Your task is to restate the data word for word.

-=-=-

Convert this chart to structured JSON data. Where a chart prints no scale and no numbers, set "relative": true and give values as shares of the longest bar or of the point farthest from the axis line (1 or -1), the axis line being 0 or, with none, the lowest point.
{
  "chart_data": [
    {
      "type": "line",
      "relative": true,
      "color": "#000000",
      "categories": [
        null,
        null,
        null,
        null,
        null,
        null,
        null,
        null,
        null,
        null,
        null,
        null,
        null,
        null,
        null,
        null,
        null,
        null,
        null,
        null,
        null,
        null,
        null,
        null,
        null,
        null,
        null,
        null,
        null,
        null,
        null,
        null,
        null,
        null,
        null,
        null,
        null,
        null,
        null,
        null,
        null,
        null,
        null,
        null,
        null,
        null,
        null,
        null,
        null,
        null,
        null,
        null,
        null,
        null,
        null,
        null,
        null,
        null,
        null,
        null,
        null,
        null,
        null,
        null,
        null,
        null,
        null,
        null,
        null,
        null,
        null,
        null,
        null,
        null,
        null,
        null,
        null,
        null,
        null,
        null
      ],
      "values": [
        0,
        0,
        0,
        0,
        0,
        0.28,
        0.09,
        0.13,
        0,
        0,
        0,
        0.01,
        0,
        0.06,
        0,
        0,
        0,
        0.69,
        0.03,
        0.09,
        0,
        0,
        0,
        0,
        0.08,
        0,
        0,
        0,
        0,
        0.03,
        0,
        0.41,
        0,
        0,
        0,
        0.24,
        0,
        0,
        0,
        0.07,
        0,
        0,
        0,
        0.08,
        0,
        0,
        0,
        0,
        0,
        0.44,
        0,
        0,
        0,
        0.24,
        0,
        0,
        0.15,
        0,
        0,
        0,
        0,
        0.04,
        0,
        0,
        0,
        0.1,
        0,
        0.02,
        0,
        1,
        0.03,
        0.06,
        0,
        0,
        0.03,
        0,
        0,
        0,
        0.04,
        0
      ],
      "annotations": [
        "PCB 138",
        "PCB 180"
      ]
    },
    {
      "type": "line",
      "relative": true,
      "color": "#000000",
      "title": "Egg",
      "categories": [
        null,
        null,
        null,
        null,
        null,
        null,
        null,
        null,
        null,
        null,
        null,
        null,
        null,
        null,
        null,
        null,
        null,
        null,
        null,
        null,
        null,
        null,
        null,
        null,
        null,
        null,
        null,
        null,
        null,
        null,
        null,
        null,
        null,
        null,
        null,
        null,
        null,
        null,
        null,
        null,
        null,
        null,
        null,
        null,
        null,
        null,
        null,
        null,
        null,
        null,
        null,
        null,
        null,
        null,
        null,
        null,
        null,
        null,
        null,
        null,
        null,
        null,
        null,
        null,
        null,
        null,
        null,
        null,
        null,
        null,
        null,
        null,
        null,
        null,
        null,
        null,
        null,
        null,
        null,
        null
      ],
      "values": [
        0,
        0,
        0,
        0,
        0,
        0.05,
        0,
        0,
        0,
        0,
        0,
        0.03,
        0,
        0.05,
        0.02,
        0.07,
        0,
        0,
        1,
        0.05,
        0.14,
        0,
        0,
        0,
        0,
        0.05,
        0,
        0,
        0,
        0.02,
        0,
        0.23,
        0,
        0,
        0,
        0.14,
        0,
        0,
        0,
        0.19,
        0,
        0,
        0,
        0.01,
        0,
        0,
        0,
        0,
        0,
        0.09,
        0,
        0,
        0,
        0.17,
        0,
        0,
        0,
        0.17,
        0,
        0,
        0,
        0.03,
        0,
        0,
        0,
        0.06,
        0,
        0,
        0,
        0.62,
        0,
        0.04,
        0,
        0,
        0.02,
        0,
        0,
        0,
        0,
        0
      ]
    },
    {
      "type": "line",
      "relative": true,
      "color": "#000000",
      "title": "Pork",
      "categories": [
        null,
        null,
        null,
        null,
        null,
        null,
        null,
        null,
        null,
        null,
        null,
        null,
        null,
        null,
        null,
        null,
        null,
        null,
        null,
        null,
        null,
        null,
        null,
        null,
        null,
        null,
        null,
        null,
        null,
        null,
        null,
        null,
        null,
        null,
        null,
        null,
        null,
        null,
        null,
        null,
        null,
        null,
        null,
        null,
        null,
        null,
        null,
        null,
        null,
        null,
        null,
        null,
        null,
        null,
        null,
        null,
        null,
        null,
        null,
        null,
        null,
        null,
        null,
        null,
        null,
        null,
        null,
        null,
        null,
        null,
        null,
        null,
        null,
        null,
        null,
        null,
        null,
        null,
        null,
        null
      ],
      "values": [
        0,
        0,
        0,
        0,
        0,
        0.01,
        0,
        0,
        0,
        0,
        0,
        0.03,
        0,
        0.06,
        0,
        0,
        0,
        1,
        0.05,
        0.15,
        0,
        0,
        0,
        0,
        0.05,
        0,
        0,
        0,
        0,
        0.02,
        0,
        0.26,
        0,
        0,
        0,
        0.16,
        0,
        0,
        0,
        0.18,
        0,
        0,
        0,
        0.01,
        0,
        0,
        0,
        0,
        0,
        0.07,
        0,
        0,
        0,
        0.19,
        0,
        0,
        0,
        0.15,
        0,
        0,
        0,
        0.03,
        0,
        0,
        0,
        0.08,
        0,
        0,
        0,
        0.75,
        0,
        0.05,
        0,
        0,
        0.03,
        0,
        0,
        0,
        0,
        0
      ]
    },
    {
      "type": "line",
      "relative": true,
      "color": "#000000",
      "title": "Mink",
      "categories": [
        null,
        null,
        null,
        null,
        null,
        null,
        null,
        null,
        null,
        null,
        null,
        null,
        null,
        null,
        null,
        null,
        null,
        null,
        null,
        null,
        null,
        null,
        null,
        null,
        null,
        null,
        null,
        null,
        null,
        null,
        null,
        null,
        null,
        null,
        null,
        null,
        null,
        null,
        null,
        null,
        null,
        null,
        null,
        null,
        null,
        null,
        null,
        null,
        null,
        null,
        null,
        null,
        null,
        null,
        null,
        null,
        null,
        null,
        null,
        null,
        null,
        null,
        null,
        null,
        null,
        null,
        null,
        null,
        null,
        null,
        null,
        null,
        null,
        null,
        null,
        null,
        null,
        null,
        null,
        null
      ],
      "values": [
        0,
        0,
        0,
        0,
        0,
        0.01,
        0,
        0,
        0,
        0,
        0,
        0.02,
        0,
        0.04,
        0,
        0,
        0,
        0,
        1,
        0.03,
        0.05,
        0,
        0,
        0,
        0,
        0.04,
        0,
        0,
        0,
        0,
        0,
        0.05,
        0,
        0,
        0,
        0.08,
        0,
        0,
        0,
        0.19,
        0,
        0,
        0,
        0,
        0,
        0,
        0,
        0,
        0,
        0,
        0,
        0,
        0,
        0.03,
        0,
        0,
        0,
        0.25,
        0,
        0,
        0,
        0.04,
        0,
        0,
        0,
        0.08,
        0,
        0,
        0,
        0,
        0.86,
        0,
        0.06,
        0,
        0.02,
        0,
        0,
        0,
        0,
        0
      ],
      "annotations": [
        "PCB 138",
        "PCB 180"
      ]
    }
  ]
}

-=-=-

TASK RESULT:
Convert this chart to structured JSON data. Where a chart prints no scale and no numbers, set "relative": true and give values as shares of the longest bar or of the point farthest from the axis line (1 or -1), the axis line being 0 or, with none, the lowest point.
{
  "chart_data": [
    {
      "type": "line",
      "relative": true,
      "color": "#000000",
      "categories": [
        null,
        null,
        null,
        null,
        null,
        null,
        null,
        null,
        null,
        null,
        null,
        null,
        null,
        null,
        null,
        null,
        null,
        null,
        null,
        null,
        null,
        null,
        null,
        null,
        null,
        null,
        null,
        null,
        null,
        null,
        null,
        null,
        null,
        null,
        null,
        null,
        null,
        null,
        null,
        null,
        null,
        null,
        null,
        null,
        null,
        null,
        null,
        null,
        null,
        null,
        null,
        null,
        null,
        null,
        null,
        null,
        null,
        null,
        null,
        null,
        null,
        null,
        null,
        null,
        null,
        null,
        null,
        null,
        null,
        null,
        null,
        null,
        null,
        null,
        null,
        null,
        null,
        null,
        null,
        null
      ],
      "values": [
        0,
        0,
        0,
        0,
        0,
        0.28,
        0.09,
        0.13,
        0,
        0,
        0,
        0.01,
        0,
        0.06,
        0,
        0,
        0,
        0.69,
        0.03,
        0.09,
        0,
        0,
        0,
        0,
        0.08,
        0,
        0,
        0,
        0,
        0.03,
        0,
        0.41,
        0,
        0,
        0,
        0.24,
        0,
        0,
        0,
        0.07,
        0,
        0,
        0,
        0.08,
        0,
        0,
        0,
        0,
        0,
        0.44,
        0,
        0,
        0,
        0.24,
        0,
        0,
        0.15,
        0,
        0,
        0,
        0,
        0.04,
        0,
        0,
        0,
        0.1,
        0,
        0.02,
        0,
        1,
        0.03,
        0.06,
        0,
        0,
        0.03,
        0,
        0,
        0,
        0.04,
        0
      ],
      "annotations": [
        "PCB 138",
        "PCB 180"
      ]
    },
    {
      "type": "line",
      "relative": true,
      "color": "#000000",
      "title": "Egg",
      "categories": [
        null,
        null,
        null,
        null,
        null,
        null,
        null,
        null,
        null,
        null,
        null,
        null,
        null,
        null,
        null,
        null,
        null,
        null,
        null,
        null,
        null,
        null,
        null,
        null,
        null,
        null,
        null,
        null,
        null,
        null,
        null,
        null,
        null,
        null,
        null,
        null,
        null,
        null,
        null,
        null,
        null,
        null,
        null,
        null,
        null,
        null,
        null,
        null,
        null,
        null,
        null,
        null,
        null,
        null,
        null,
        null,
        null,
        null,
        null,
        null,
        null,
        null,
        null,
        null,
        null,
        null,
        null,
        null,
        null,
        null,
        null,
        null,
        null,
        null,
        null,
        null,
        null,
        null,
        null,
        null
      ],
      "values": [
        0,
        0,
        0,
        0,
        0,
        0.05,
        0,
        0,
        0,
        0,
        0,
        0.03,
        0,
        0.05,
        0.02,
        0.07,
        0,
        0,
        1,
        0.05,
        0.14,
        0,
        0,
        0,
        0,
        0.05,
        0,
        0,
        0,
        0.02,
        0,
        0.23,
        0,
        0,
        0,
        0.14,
        0,
        0,
        0,
        0.19,
        0,
        0,
        0,
        0.01,
        0,
        0,
        0,
        0,
        0,
        0.09,
        0,
        0,
        0,
        0.17,
        0,
        0,
        0,
        0.17,
        0,
        0,
        0,
        0.03,
        0,
        0,
        0,
        0.06,
        0,
        0,
        0,
        0.62,
        0,
        0.04,
        0,
        0,
        0.02,
        0,
        0,
        0,
        0,
        0
      ]
    },
    {
      "type": "line",
      "relative": true,
      "color": "#000000",
      "title": "Pork",
      "categories": [
        null,
        null,
        null,
        null,
        null,
        null,
        null,
        null,
        null,
        null,
        null,
        null,
        null,
        null,
        null,
        null,
        null,
        null,
        null,
        null,
        null,
        null,
        null,
        null,
        null,
        null,
        null,
        null,
        null,
        null,
        null,
        null,
        null,
        null,
        null,
        null,
        null,
        null,
        null,
        null,
        null,
        null,
        null,
        null,
        null,
        null,
        null,
        null,
        null,
        null,
        null,
        null,
        null,
        null,
        null,
        null,
        null,
        null,
        null,
        null,
        null,
        null,
        null,
        null,
        null,
        null,
        null,
        null,
        null,
        null,
        null,
        null,
        null,
        null,
        null,
        null,
        null,
        null,
        null,
        null
      ],
      "values": [
        0,
        0,
        0,
        0,
        0,
        0.01,
        0,
        0,
        0,
        0,
        0,
        0.03,
        0,
        0.06,
        0,
        0,
        0,
        1,
        0.05,
        0.15,
        0,
        0,
        0,
        0,
        0.05,
        0,
        0,
        0,
        0,
        0.02,
        0,
        0.26,
        0,
        0,
        0,
        0.16,
        0,
        0,
        0,
        0.18,
        0,
        0,
        0,
        0.01,
        0,
        0,
        0,
        0,
        0,
        0.07,
        0,
        0,
        0,
        0.19,
        0,
        0,
        0,
        0.15,
        0,
        0,
        0,
        0.03,
        0,
        0,
        0,
        0.08,
        0,
        0,
        0,
        0.75,
        0,
        0.05,
        0,
        0,
        0.03,
        0,
        0,
        0,
        0,
        0
      ]
    },
    {
      "type": "line",
      "relative": true,
      "color": "#000000",
      "title": "Mink",
      "categories": [
        null,
        null,
        null,
        null,
        null,
        null,
        null,
        null,
        null,
        null,
        null,
        null,
        null,
        null,
        null,
        null,
        null,
        null,
        null,
        null,
        null,
        null,
        null,
        null,
        null,
        null,
        null,
        null,
        null,
        null,
        null,
        null,
        null,
        null,
        null,
        null,
        null,
        null,
        null,
        null,
        null,
        null,
        null,
        null,
        null,
        null,
        null,
        null,
        null,
        null,
        null,
        null,
        null,
        null,
        null,
        null,
        null,
        null,
        null,
        null,
        null,
        null,
        null,
        null,
        null,
        null,
        null,
        null,
        null,
        null,
        null,
        null,
        null,
        null,
        null,
        null,
        null,
        null,
        null,
        null
      ],
      "values": [
        0,
        0,
        0,
        0,
        0,
        0.01,
        0,
        0,
        0,
        0,
        0,
        0.02,
        0,
        0.04,
        0,
        0,
        0,
        0,
        1,
        0.03,
        0.05,
        0,
        0,
        0,
        0,
        0.04,
        0,
        0,
        0,
        0,
        0,
        0.05,
        0,
        0,
        0,
        0.08,
        0,
        0,
        0,
        0.19,
        0,
        0,
        0,
        0,
        0,
        0,
        0,
        0,
        0,
        0,
        0,
        0,
        0,
        0.03,
        0,
        0,
        0,
        0.25,
        0,
        0,
        0,
        0.04,
        0,
        0,
        0,
        0.08,
        0,
        0,
        0,
        0,
        0.86,
        0,
        0.06,
        0,
        0.02,
        0,
        0,
        0,
        0,
        0
      ],
      "annotations": [
        "PCB 138",
        "PCB 180"
      ]
    }
  ]
}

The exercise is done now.